* CHALLENGE *
Copy the data that follows, character for character, minus the pictures.

* RECORDS FOR THIS TASK *
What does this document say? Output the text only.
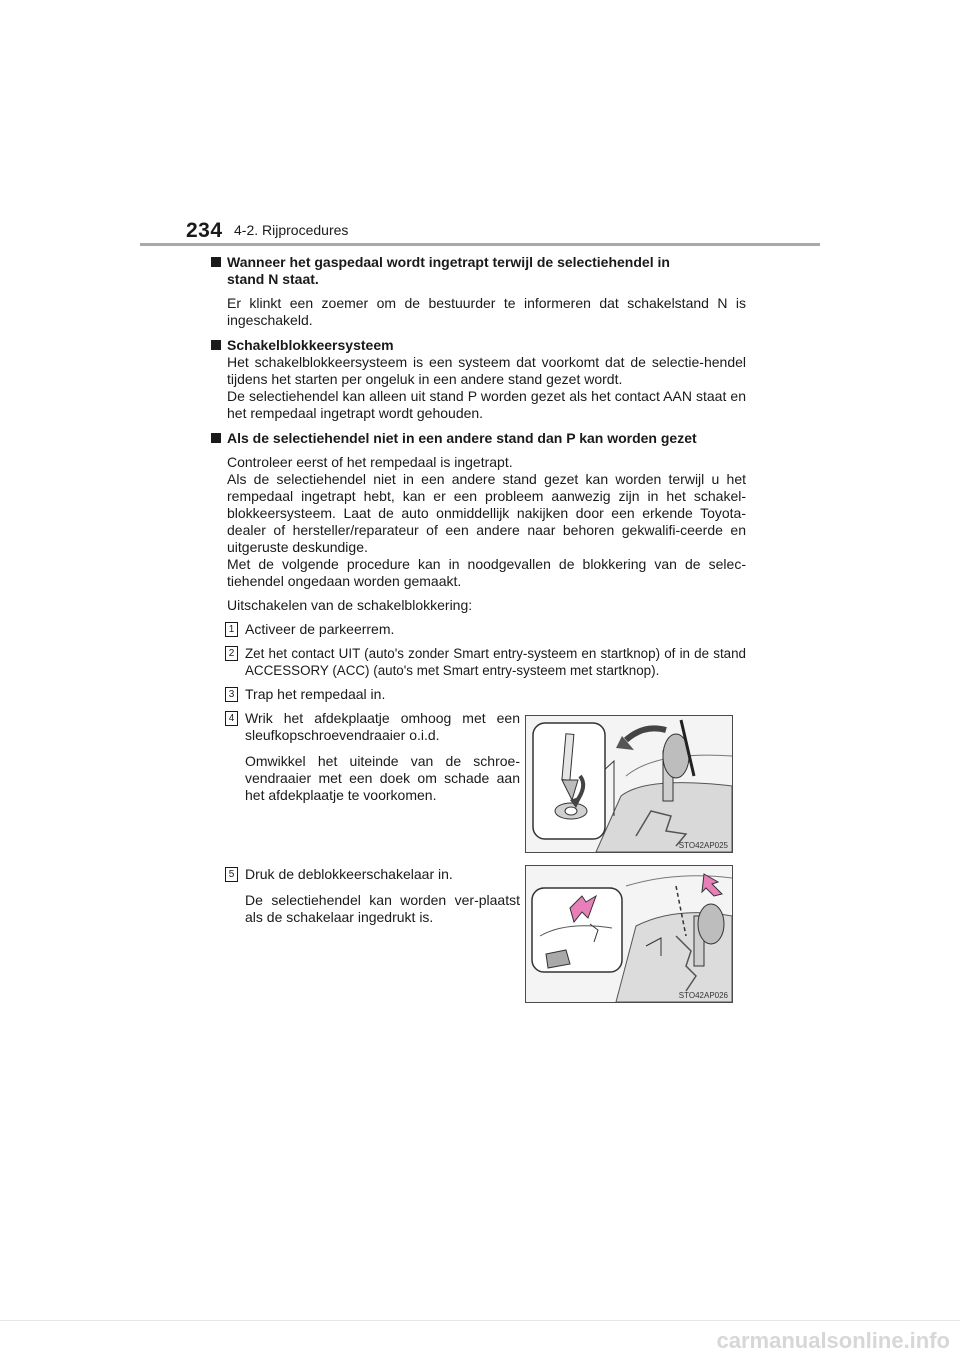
234 4-2. Rijprocedures
Wanneer het gaspedaal wordt ingetrapt terwijl de selectiehendel in stand N staat.

Er klinkt een zoemer om de bestuurder te informeren dat schakelstand N is ingeschakeld.

Schakelblokkeersysteem

Het schakelblokkeersysteem is een systeem dat voorkomt dat de selectie-hendel tijdens het starten per ongeluk in een andere stand gezet wordt.

De selectiehendel kan alleen uit stand P worden gezet als het contact AAN staat en het rempedaal ingetrapt wordt gehouden.

Als de selectiehendel niet in een andere stand dan P kan worden gezet

Controleer eerst of het rempedaal is ingetrapt.

Als de selectiehendel niet in een andere stand gezet kan worden terwijl u het rempedaal ingetrapt hebt, kan er een probleem aanwezig zijn in het schakel-blokkeersysteem. Laat de auto onmiddellijk nakijken door een erkende Toyota-dealer of hersteller/reparateur of een andere naar behoren gekwalifi-ceerde en uitgeruste deskundige.

Met de volgende procedure kan in noodgevallen de blokkering van de selec-tiehendel ongedaan worden gemaakt.

Uitschakelen van de schakelblokkering:

1 Activeer de parkeerrem.

2 Zet het contact UIT (auto's zonder Smart entry-systeem en startknop) of in de stand ACCESSORY (ACC) (auto's met Smart entry-systeem met startknop).

3 Trap het rempedaal in.

4 Wrik het afdekplaatje omhoog met een sleufkopschroevendraaier o.i.d.

Omwikkel het uiteinde van de schroe-vendraaier met een doek om schade aan het afdekplaatje te voorkomen.

5 Druk de deblokkeerschakelaar in.

De selectiehendel kan worden ver-plaatst als de schakelaar ingedrukt is.

STO42AP025
STO42AP026
carmanualsonline.info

* COMPLETE OUTPUT *
What does this document say? Output the text only.
234 4-2. Rijprocedures
Wanneer het gaspedaal wordt ingetrapt terwijl de selectiehendel in stand N staat.

Er klinkt een zoemer om de bestuurder te informeren dat schakelstand N is ingeschakeld.

Schakelblokkeersysteem

Het schakelblokkeersysteem is een systeem dat voorkomt dat de selectie-hendel tijdens het starten per ongeluk in een andere stand gezet wordt.

De selectiehendel kan alleen uit stand P worden gezet als het contact AAN staat en het rempedaal ingetrapt wordt gehouden.

Als de selectiehendel niet in een andere stand dan P kan worden gezet

Controleer eerst of het rempedaal is ingetrapt.

Als de selectiehendel niet in een andere stand gezet kan worden terwijl u het rempedaal ingetrapt hebt, kan er een probleem aanwezig zijn in het schakel-blokkeersysteem. Laat de auto onmiddellijk nakijken door een erkende Toyota-dealer of hersteller/reparateur of een andere naar behoren gekwalifi-ceerde en uitgeruste deskundige.

Met de volgende procedure kan in noodgevallen de blokkering van de selec-tiehendel ongedaan worden gemaakt.

Uitschakelen van de schakelblokkering:

1 Activeer de parkeerrem.

2 Zet het contact UIT (auto's zonder Smart entry-systeem en startknop) of in de stand ACCESSORY (ACC) (auto's met Smart entry-systeem met startknop).

3 Trap het rempedaal in.

4 Wrik het afdekplaatje omhoog met een sleufkopschroevendraaier o.i.d.

Omwikkel het uiteinde van de schroe-vendraaier met een doek om schade aan het afdekplaatje te voorkomen.

5 Druk de deblokkeerschakelaar in.

De selectiehendel kan worden ver-plaatst als de schakelaar ingedrukt is.

STO42AP025
STO42AP026
carmanualsonline.info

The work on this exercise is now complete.